WHAT TO PRODUCE: The lines to be copied are those below that contain "Hollow".

= = = =

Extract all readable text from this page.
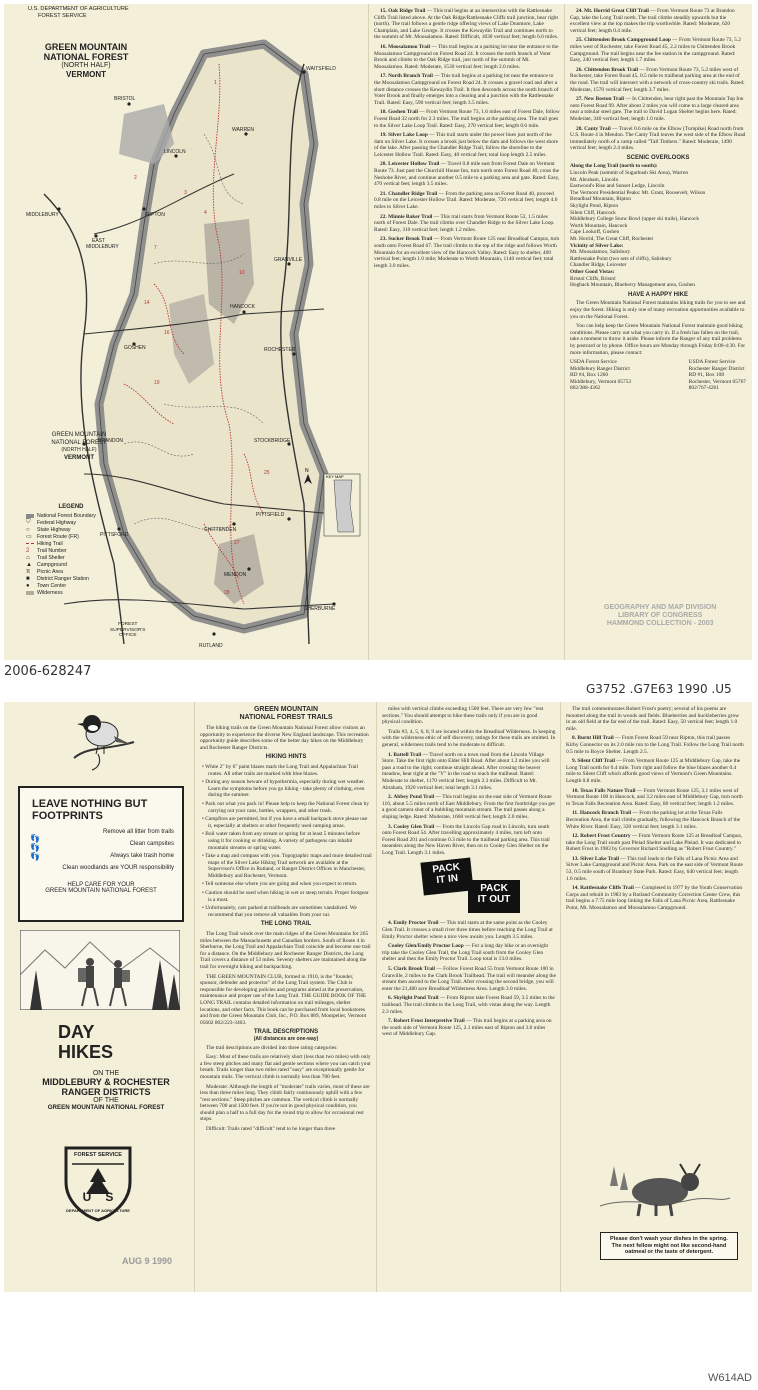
U.S. DEPARTMENT OF AGRICULTURE
FOREST SERVICE
GREEN MOUNTAIN
NATIONAL FOREST
(NORTH HALF)
VERMONT
WAITSFIELD
BRISTOL
WARREN
LINCOLN
MIDDLEBURY
EAST
MIDDLEBURY
RIPTON
GRANVILLE
HANCOCK
ROCHESTER
BRANDON	STOCKBRIDGE
PITTSFIELD
CHITTENDEN
PITTSFORD
MENDON
SHERBURNE
RUTLAND
GOSHEN
1
2
3
4
7
10
14
16
19
25
27
28
N
KEY MAP
GREEN MOUNTAIN
NATIONAL FOREST
(NORTH HALF)
VERMONT
LEGEND
National Forest Boundary
⛉	Federal Highway
○	State Highway
▭	Forest Route (FR)
Hiking Trail
2	Trail Number
⌂	Trail Shelter
▲ Campground
π	Picnic Area
■	District Ranger Station
●	Town Center
Wilderness
FOREST
SUPERVISOR'S
OFFICE

15. Oak Ridge Trail — This trail begins at an intersection with the Rattlesnake Cliffs Trail listed above. At the Oak Ridge/Rattlesnake Cliffs trail junction, bear right (north). The trail follows a gentle ridge offering views of Lake Dunmore, Lake Champlain, and Lake George. It crosses the Kewaydin Trail and continues north to the summit of Mt. Moosalamoo. Rated: Difficult, 1830 vertical feet; length 6.6 miles.

16. Moosalamoo Trail — This trail begins at a parking lot near the entrance to the Moosalamoo Campground on Forest Road 24. It crosses the north branch of Voter Brook and climbs to the Oak Ridge trail, just north of the summit of Mt. Moosalamoo. Rated: Moderate, 1530 vertical feet; length 2.0 miles.

17. North Branch Trail — This trail begins at a parking lot near the entrance to the Moosalamoo Campground on Forest Road 24. It crosses a gravel road and after a short distance crosses the Kewaydin Trail. It then descends across the north branch of Voter Brook and finally emerges into a clearing and a junction with the Rattlesnake Trail. Rated: Easy, 590 vertical feet; length 3.5 miles.

18. Goshen Trail — From Vermont Route 73, 1.6 miles east of Forest Dale, follow Forest Road 32 north for 2.3 miles. The trail begins at the parking area. The trail goes to the Silver Lake Loop Trail. Rated: Easy, 270 vertical feet; length 0.6 mile.

19. Silver Lake Loop — This trail starts under the power lines just north of the dam on Silver Lake. It crosses a brook just below the dam and follows the west shore of the lake. After passing the Chandler Ridge Trail, follow the shoreline to the Leicester Hollow Trail. Rated: Easy, 40 vertical feet; total loop length 2.5 miles.

20. Leicester Hollow Trail — Travel 0.8 mile east from Forest Dale on Vermont Route 73. Just past the Churchill House Inn, turn north onto Forest Road 40, cross the Neshobe River, and continue another 0.5 mile to a parking area and gate. Rated: Easy, 470 vertical feet; length 3.5 miles.

21. Chandler Ridge Trail — From the parking area on Forest Road 40, proceed 0.8 mile on the Leicester Hollow Trail. Rated: Moderate, 720 vertical feet; length 4.0 miles to Silver Lake.

22. Minnie Baker Trail — This trail starts from Vermont Route 53, 1.5 miles north of Forest Dale. The trail climbs over Chandler Ridge to the Silver Lake Loop. Rated: Easy, 310 vertical feet; length 1.2 miles.

23. Sucker Brook Trail — From Vermont Route 125 near Breadloaf Campus, turn south onto Forest Road 67. The trail climbs to the top of the ridge and follows Worth Mountain for an excellent view of the Hancock Valley. Rated: Easy to shelter, 400 vertical feet; length 1.0 mile; Moderate to Worth Mountain, 1140 vertical feet; total length 3.0 miles.

24. Mt. Horrid Great Cliff Trail — From Vermont Route 73 at Brandon Gap, take the Long Trail north. The trail climbs steadily upwards but the excellent view at the top makes the trip worthwhile. Rated: Moderate, 620 vertical feet; length 0.4 mile.

25. Chittenden Brook Campground Loop — From Vermont Route 73, 5.2 miles west of Rochester, take Forest Road 45, 2.2 miles to Chittenden Brook Campground. The trail begins near the fee station in the campground. Rated: Easy, 240 vertical feet; length 1.7 miles.

26. Chittenden Brook Trail — From Vermont Route 73, 5.2 miles west of Rochester, take Forest Road 45, 0.5 mile to trailhead parking area at the end of the road. The trail will intersect with a network of cross-country ski trails. Rated: Moderate, 1570 vertical feet; length 3.7 miles.

27. New Boston Trail — In Chittenden, bear right past the Mountain Top Inn onto Forest Road 99. After about 2 miles you will come to a large cleared area near a tubular steel gate. The trail to David Logan Shelter begins here. Rated: Moderate, 340 vertical feet; length 1.0 mile.

28. Canty Trail — Travel 0.6 mile on the Elbow (Turnpike) Road north from U.S. Route 4 in Mendon. The Canty Trail leaves the west side of the Elbow Road immediately north of a camp called "Tall Timbers." Rated: Moderate, 1490 vertical feet; length 2.4 miles.

SCENIC OVERLOOKS
Along the Long Trail (north to south):
Lincoln Peak (summit of Sugarbush Ski Area), Warren
Mt. Abraham, Lincoln
Eastwood's Rise and Sunset Ledge, Lincoln
The Vermont Presidential Peaks: Mt. Grant, Roosevelt, Wilson
Breadloaf Mountain, Ripton
Skylight Pond, Ripton
Silent Cliff, Hancock
Middlebury College Snow Bowl (upper ski trails), Hancock
Worth Mountain, Hancock
Cape Lookoff, Goshen
Mt. Horrid, The Great Cliff, Rochester
Vicinity of Silver Lake:
Mt. Moosalamoo, Salisbury
Rattlesnake Point (two sets of cliffs), Salisbury
Chandler Ridge, Leicester
Other Good Vistas:
Bristol Cliffs, Bristol
Hogback Mountain, Blueberry Management area, Goshen
HAVE A HAPPY HIKE

The Green Mountain National Forest maintains hiking trails for you to see and enjoy the forest. Hiking is only one of many recreation opportunities available to you on the National Forest.

You can help keep the Green Mountain National Forest maintain good hiking conditions. Please carry out what you carry in. If a fresh has fallen on the trail, take a moment to throw it aside. Please inform the Ranger of any trail problems by postcard or by phone. Office hours are Monday through Friday 8:00-4:30. For more information, please contact:

USDA Forest Service
Middlebury Ranger District
RD #4, Box 1260
Middlebury, Vermont 05753
802/388-4362
USDA Forest Service
Rochester Ranger District
RD #1, Box 108
Rochester, Vermont 05767
802/767-4261
GEOGRAPHY AND MAP DIVISION
LIBRARY OF CONGRESS
HAMMOND COLLECTION - 2003
2006-628247
G3752 .G7E63 1990 .U5
LEAVE NOTHING BUT
FOOTPRINTS
👣
👣
👣
Remove all litter from trails
Clean campsites
Always take trash home
Clean woodlands are YOUR responsibility
HELP CARE FOR YOUR
GREEN MOUNTAIN NATIONAL FOREST
DAY
HIKES
ON THE
MIDDLEBURY & ROCHESTER
RANGER DISTRICTS
OF THE
GREEN MOUNTAIN NATIONAL FOREST
FOREST SERVICE
US
DEPARTMENT OF AGRICULTURE
AUG 9 1990
GREEN MOUNTAIN
NATIONAL FOREST TRAILS

The hiking trails on the Green Mountain National Forest allow visitors an opportunity to experience the diverse New England landscape. This recreation opportunity guide describes some of the better day hikes on the Middlebury and Rochester Ranger Districts.

HIKING HINTS
• White 2" by 6" paint blazes mark the Long Trail and Appalachian Trail routes. All other trails are marked with blue blazes.
• During any season beware of hypothermia, especially during wet weather. Learn the symptoms before you go hiking - take plenty of clothing, even during the summer.
• Pack out what you pack in! Please help to keep the National Forest clean by carrying out your cans, bottles, wrappers, and other trash.
• Campfires are permitted, but if you have a small backpack stove please use it, especially at shelters or other frequently used camping areas.
• Boil water taken from any stream or spring for at least 5 minutes before using it for cooking or drinking. A variety of pathogens can inhabit mountain streams or spring water.
• Take a map and compass with you. Topographic maps and more detailed trail maps of the Silver Lake Hiking Trail network are available at the Supervisor's Office in Rutland, or Ranger District Offices in Manchester, Middlebury and Rochester, Vermont.
• Tell someone else where you are going and when you expect to return.
• Caution should be used when hiking in wet or steep terrain. Proper footgear is a must.
• Unfortunately, cars parked at trailheads are sometimes vandalized. We recommend that you remove all valuables from your car.
THE LONG TRAIL

The Long Trail winds over the main ridges of the Green Mountains for 265 miles between the Massachusetts and Canadian borders. South of Route 4 in Sherburne, the Long Trail and Appalachian Trail coincide and become one trail for a distance. On the Middlebury and Rochester Ranger Districts, the Long Trail covers a distance of 53 miles. Seventy shelters are maintained along the trail for overnight hiking and backpacking.

THE GREEN MOUNTAIN CLUB, formed in 1910, is the "founder, sponsor, defender and protector" of the Long Trail system. The Club is responsible for developing policies and programs aimed at the preservation, maintenance and proper use of the Long Trail. THE GUIDE BOOK OF THE LONG TRAIL contains detailed information on trail mileages, shelter locations, and other facts. This book can be purchased from local bookstores and from the Green Mountain Club, Inc., P.O. Box 889, Montpelier, Vermont 05602 802/223-3463.

TRAIL DESCRIPTIONS
(All distances are one-way)

The trail descriptions are divided into three rating categories:

Easy: Most of these trails are relatively short (less than two miles) with only a few steep pitches and many flat and gentle sections where you can catch your breath. Trails longer than two miles rated "easy" are exceptionally gentle for mountain trails. The vertical climb is normally less than 700 feet.

Moderate: Although the length of "moderate" trails varies, most of these are less than three miles long. They climb fairly continuously uphill with a few "rest sections." Steep pitches are common. The vertical climb is normally between 700 and 1500 feet. If you're not in good physical condition, you should plan a half to a full day for the round trip to allow for occasional rest stops.

Difficult: Trails rated "difficult" tend to be longer than three

miles with vertical climbs exceeding 1500 feet. There are very few "rest sections." You should attempt to hike these trails only if you are in good physical condition.

Trails #3, 4, 5, 6, 8, 9 are located within the Breadloaf Wilderness. In keeping with the wilderness ethic of self discovery, ratings for these trails are omitted. In general, wilderness trails tend to be moderate to difficult.

1. Battell Trail — Travel north on a town road from the Lincoln Village Store. Take the first right onto Elder Hill Road. After about 1.2 miles you will pass a road to the right; continue straight ahead. After crossing the beaver meadow, bear right at the "Y" in the road to reach the trailhead. Rated: Moderate to shelter, 1170 vertical feet; length 2.3 miles. Difficult to Mt. Abraham, 1920 vertical feet; total length 3.1 miles.

2. Abbey Pond Trail — This trail begins on the east side of Vermont Route 116, about 5.5 miles north of East Middlebury. From the first footbridge you get a good camera shot of a bubbling mountain stream. The trail passes along a sloping ledge. Rated: Moderate, 1660 vertical feet; length 2.0 miles.

3. Cooley Glen Trail — From the Lincoln Gap road in Lincoln, turn south onto Forest Road 54. After travelling approximately 4 miles, turn left onto Forest Road 201 and continue 0.3 mile to the trailhead parking area. This trail meanders along the New Haven River, then on to Cooley Glen Shelter on the Long Trail. Length 3.1 miles.

PACK
IT IN
PACK
IT OUT

4. Emily Proctor Trail — This trail starts at the same point as the Cooley Glen Trail. It crosses a small river three times before reaching the Long Trail at Emily Proctor shelter where a nice view awaits you. Length 3.5 miles.

Cooley Glen/Emily Proctor Loop — For a long day hike or an overnight trip take the Cooley Glen Trail, the Long Trail south from the Cooley Glen shelter and then the Emily Proctor Trail. Loop total is 13.0 miles.

5. Clark Brook Trail — Follow Forest Road 55 from Vermont Route 100 in Granville, 2 miles to the Clark Brook Trailhead. The trail will meander along the stream then ascend to the Long Trail. After crossing the second bridge, you will enter the 21,480 acre Breadloaf Wilderness Area. Length 3.0 miles.

6. Skylight Pond Trail — From Ripton take Forest Road 59, 3.5 miles to the trailhead. The trail climbs to the Long Trail, with vistas along the way. Length 2.3 miles.

7. Robert Frost Interpretive Trail — This trail begins at a parking area on the south side of Vermont Route 125, 2.1 miles east of Ripton and 3.8 miles west of Middlebury Gap.

The trail commemorates Robert Frost's poetry; several of his poems are mounted along the trail in woods and fields. Blueberries and huckleberries grow in an old field at the far end of the trail. Rated: Easy, 50 vertical feet; length 1.0 mile.

8. Burnt Hill Trail — From Forest Road 59 near Ripton, this trail passes Kirby Connector on its 2.0 mile run to the Long Trail. Follow the Long Trail north 0.5 mile to Boyce Shelter. Length 2.5.

9. Silent Cliff Trail — From Vermont Route 125 at Middlebury Gap, take the Long Trail north for 0.4 mile. Turn right and follow the blue blazes another 0.4 mile to Silent Cliff which affords good views of Vermont's Green Mountains. Length 0.8 mile.

10. Texas Falls Nature Trail — From Vermont Route 125, 3.1 miles west of Vermont Route 100 in Hancock, and 3.2 miles east of Middlebury Gap, turn north to Texas Falls Recreation Area. Rated: Easy, 80 vertical feet; length 1.2 miles.

11. Hancock Branch Trail — From the parking lot at the Texas Falls Recreation Area, the trail climbs gradually, following the Hancock Branch of the White River. Rated: Easy, 320 vertical feet; length 3.1 miles.

12. Robert Frost Country — From Vermont Route 125 at Breadloaf Campus, take the Long Trail south past Pleiad Shelter and Lake Pleiad. It was dedicated to Robert Frost in 1983 by Governor Richard Snelling as "Robert Frost Country."

13. Silver Lake Trail — This trail leads to the Falls of Lana Picnic Area and Silver Lake Campground and Picnic Area. Park on the east side of Vermont Route 53, 0.5 mile south of Branbury State Park. Rated: Easy, 640 vertical feet; length 1.6 miles.

14. Rattlesnake Cliffs Trail — Completed in 1977 by the Youth Conservation Corps and rebuilt in 1983 by a Rutland Community Correction Center Crew, this trail begins a 7.75 mile loop linking the Falls of Lana Picnic Area, Rattlesnake Point, Mt. Moosalamoo and Moosalamoo Campground.

Please don't wash your dishes in the spring. The next fellow might not like second-hand oatmeal or the taste of detergent.
W614AD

= = = =

YOUR SOLUTION:
19. Silver Lake Loop — This trail starts under the power lines just north of the dam on Silver Lake. It crosses a brook just below the dam and follows the west shore of the lake. After passing the Chandler Ridge Trail, follow the shoreline to the Leicester Hollow Trail. Rated: Easy, 40 vertical feet; total loop length 2.5 miles.
20. Leicester Hollow Trail — Travel 0.8 mile east from Forest Dale on Vermont Route 73. Just past the Churchill House Inn, turn north onto Forest Road 40, cross the Neshobe River, and continue another 0.5 mile to a parking area and gate. Rated: Easy, 470 vertical feet; length 3.5 miles.
21. Chandler Ridge Trail — From the parking area on Forest Road 40, proceed 0.8 mile on the Leicester Hollow Trail. Rated: Moderate, 720 vertical feet; length 4.0 miles to Silver Lake.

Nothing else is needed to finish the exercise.